GOAL OF THE EXERCISE - Gather each line containing the string "JSON" from these entries.

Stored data
━━━━━━

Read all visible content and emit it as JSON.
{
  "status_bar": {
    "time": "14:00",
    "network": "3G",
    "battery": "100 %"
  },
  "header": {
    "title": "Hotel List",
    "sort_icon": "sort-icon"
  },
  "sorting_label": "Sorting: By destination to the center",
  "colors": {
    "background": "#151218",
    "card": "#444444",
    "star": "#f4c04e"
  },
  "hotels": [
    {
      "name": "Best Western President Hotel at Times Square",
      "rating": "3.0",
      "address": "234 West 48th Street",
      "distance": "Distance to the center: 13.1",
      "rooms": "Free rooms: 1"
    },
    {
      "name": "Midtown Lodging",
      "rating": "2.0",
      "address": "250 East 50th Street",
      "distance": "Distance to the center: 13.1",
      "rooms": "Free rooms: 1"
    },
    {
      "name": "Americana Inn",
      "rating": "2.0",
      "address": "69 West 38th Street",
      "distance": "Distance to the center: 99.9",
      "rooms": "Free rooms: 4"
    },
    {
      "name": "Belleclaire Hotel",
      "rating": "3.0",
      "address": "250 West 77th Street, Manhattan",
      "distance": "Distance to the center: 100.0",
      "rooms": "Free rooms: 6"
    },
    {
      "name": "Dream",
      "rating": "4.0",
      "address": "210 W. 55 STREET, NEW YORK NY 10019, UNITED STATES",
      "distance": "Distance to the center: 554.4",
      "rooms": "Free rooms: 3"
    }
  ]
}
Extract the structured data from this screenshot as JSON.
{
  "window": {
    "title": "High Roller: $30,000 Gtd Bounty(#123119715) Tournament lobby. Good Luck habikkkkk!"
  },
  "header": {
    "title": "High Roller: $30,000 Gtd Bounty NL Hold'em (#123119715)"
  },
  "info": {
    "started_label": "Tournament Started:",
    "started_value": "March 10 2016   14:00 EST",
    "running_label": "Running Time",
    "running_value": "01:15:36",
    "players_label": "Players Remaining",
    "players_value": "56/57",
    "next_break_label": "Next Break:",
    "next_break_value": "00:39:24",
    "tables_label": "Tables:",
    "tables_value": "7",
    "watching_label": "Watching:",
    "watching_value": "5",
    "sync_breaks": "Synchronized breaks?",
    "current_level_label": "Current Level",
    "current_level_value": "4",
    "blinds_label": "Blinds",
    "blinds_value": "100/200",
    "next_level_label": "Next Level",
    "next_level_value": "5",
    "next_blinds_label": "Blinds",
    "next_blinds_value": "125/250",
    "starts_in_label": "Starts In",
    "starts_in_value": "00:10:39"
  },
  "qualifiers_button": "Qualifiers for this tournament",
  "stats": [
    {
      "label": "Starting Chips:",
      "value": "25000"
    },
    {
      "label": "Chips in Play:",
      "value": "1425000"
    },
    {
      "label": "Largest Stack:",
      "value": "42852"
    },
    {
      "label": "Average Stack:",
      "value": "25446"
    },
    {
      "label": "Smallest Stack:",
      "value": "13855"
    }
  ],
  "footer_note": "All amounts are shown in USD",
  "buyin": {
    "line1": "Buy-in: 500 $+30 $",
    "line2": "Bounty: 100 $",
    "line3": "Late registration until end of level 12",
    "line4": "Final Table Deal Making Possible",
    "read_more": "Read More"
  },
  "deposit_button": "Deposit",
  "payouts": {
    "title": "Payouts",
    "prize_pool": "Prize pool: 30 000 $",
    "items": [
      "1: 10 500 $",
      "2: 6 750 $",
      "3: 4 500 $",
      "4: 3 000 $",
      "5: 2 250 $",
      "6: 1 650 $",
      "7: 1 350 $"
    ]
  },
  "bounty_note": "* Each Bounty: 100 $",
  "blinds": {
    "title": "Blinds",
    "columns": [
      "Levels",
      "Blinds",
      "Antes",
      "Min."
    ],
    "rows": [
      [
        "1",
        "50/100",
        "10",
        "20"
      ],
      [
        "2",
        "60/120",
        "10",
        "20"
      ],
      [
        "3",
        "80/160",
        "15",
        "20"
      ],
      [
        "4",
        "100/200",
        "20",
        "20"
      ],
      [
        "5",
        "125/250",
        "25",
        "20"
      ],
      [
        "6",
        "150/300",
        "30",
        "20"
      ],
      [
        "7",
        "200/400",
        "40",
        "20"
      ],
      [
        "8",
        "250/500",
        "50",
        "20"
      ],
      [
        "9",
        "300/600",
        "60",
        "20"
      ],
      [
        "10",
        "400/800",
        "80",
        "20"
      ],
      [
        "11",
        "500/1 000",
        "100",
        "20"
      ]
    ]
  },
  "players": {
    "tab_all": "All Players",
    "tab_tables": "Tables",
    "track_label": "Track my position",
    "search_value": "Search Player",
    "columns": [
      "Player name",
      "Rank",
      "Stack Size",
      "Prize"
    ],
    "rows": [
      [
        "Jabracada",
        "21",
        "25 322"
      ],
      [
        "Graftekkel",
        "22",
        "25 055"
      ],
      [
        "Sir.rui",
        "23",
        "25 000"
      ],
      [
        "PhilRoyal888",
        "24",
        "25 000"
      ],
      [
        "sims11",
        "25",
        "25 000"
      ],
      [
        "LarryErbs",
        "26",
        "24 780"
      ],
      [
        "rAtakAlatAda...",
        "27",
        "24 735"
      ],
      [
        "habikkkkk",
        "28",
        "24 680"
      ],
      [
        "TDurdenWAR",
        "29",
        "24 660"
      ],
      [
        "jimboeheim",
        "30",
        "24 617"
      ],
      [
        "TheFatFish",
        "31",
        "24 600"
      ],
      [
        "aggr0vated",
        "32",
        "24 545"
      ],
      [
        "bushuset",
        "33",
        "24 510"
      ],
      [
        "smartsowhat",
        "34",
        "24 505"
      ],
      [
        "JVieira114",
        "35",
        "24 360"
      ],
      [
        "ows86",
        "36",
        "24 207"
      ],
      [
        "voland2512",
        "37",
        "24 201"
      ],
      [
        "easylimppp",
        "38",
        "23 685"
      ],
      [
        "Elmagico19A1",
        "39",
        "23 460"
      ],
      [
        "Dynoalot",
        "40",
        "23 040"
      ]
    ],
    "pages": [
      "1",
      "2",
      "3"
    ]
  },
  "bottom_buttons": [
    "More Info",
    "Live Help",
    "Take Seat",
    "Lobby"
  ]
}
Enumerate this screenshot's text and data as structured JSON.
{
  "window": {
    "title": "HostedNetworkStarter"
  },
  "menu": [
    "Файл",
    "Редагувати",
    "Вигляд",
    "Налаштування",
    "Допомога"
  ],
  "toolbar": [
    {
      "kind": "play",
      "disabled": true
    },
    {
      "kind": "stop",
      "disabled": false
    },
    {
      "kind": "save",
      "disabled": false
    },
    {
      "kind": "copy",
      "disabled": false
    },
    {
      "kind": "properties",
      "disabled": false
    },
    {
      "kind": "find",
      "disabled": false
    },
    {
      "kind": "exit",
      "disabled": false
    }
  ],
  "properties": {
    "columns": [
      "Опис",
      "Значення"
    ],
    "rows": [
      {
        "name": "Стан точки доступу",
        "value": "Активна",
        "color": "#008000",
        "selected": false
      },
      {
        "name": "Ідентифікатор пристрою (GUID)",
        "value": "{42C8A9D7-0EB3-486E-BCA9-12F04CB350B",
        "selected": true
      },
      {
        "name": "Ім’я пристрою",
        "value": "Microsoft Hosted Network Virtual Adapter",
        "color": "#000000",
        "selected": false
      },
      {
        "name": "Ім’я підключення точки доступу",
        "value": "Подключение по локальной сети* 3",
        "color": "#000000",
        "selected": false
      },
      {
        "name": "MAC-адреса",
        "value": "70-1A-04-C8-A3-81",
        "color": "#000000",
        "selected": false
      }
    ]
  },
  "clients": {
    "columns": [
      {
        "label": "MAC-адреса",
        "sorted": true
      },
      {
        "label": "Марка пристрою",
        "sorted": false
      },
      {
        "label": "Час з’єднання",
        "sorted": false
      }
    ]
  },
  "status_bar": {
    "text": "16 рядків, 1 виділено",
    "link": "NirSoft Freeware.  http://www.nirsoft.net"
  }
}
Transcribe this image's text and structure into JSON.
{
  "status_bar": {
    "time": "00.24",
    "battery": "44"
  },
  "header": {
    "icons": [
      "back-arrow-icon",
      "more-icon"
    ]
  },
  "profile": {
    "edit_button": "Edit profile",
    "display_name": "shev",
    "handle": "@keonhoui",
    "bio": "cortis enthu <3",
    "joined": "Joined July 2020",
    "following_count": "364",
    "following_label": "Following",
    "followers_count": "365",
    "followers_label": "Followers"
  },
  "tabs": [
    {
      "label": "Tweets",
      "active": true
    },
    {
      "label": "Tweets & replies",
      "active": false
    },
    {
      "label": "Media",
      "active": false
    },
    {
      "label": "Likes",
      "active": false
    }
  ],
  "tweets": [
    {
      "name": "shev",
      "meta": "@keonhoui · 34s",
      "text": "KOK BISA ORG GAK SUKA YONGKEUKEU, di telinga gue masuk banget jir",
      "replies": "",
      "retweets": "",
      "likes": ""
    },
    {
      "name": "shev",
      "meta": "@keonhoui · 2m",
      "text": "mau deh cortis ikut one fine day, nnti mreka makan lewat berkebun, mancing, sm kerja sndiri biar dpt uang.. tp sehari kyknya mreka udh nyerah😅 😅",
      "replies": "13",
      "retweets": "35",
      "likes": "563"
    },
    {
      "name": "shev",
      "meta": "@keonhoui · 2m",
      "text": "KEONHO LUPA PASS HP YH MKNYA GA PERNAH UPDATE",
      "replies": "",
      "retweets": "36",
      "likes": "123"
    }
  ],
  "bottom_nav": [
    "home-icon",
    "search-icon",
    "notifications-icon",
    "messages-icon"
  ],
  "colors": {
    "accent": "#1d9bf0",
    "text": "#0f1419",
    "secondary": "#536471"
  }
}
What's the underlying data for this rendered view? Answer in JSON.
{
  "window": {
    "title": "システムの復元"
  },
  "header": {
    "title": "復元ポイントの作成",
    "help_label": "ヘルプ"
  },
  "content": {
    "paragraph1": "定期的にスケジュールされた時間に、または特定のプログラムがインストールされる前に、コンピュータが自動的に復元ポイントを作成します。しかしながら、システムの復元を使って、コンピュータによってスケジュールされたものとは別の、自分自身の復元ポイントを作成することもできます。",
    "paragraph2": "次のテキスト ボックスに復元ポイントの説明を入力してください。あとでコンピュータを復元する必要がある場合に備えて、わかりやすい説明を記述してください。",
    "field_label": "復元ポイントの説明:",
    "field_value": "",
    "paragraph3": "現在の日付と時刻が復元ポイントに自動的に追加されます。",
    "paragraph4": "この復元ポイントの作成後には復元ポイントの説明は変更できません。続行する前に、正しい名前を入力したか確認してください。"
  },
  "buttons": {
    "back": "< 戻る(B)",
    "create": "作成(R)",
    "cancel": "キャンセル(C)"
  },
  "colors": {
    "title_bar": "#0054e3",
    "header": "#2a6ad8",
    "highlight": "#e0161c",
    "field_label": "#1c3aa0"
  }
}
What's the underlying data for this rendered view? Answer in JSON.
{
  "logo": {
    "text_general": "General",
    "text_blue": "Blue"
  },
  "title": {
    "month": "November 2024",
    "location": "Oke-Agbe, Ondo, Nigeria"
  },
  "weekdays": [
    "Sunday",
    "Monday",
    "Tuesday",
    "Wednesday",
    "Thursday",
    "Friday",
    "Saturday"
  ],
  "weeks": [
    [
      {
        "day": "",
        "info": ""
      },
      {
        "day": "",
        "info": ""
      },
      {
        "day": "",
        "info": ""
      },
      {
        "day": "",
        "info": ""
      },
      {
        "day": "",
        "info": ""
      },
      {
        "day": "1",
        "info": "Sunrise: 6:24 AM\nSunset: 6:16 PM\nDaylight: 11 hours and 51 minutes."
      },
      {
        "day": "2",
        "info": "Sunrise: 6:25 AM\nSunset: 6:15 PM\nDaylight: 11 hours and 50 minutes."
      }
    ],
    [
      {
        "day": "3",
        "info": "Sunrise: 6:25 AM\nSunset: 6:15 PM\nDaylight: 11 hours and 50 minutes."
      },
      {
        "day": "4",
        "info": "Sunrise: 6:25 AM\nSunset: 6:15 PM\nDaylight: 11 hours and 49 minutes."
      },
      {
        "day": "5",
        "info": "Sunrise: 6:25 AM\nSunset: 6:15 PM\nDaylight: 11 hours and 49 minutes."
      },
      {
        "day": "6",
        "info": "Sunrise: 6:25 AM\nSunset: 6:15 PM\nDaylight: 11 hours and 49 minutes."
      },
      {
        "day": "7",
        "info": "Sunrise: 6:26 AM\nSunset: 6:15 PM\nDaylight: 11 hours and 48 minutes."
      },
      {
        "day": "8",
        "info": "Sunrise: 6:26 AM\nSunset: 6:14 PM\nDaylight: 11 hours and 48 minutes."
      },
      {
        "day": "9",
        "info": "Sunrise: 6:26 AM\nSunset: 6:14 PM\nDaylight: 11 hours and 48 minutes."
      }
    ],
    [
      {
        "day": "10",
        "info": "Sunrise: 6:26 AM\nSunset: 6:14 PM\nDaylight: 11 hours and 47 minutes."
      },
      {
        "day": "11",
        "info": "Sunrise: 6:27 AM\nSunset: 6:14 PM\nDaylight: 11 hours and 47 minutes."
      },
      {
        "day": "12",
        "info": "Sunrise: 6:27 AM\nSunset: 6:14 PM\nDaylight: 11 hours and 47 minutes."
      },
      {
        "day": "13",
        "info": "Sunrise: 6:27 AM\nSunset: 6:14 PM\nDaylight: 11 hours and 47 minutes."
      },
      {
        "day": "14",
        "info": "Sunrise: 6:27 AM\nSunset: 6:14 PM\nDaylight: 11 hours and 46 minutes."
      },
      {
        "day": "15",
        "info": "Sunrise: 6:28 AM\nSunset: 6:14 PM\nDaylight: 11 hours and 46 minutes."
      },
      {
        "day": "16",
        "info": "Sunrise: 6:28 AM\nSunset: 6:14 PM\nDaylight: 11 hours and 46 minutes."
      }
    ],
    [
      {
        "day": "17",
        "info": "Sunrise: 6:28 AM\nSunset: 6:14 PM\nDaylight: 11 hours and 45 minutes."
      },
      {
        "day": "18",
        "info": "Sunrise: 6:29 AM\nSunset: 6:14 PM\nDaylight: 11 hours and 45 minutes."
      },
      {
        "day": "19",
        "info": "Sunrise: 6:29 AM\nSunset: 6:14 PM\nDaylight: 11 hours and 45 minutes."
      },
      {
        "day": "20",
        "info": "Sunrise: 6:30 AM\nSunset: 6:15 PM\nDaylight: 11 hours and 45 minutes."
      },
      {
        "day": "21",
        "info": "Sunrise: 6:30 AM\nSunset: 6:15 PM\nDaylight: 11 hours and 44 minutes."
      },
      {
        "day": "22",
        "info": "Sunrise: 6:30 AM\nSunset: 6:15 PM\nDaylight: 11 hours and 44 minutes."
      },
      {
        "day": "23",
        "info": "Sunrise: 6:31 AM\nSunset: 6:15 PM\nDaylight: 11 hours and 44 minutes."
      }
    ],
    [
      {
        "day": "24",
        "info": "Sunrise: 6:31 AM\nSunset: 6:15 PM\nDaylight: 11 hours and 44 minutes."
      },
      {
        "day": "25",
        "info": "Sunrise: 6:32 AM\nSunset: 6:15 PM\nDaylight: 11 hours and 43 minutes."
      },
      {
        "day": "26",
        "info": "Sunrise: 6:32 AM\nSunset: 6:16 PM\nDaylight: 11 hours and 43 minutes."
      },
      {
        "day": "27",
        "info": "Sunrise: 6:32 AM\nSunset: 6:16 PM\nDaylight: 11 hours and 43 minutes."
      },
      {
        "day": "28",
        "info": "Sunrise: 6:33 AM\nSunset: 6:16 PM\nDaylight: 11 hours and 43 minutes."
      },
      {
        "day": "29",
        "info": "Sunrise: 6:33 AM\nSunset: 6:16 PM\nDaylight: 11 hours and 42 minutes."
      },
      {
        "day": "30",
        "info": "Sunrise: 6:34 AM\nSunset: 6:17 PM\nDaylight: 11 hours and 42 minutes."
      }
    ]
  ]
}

━━━━━━

EXPECTED ANSWER -
Read all visible content and emit it as JSON.
Extract the structured data from this screenshot as JSON.
Enumerate this screenshot's text and data as structured JSON.
Transcribe this image's text and structure into JSON.
What's the underlying data for this rendered view? Answer in JSON.
What's the underlying data for this rendered view? Answer in JSON.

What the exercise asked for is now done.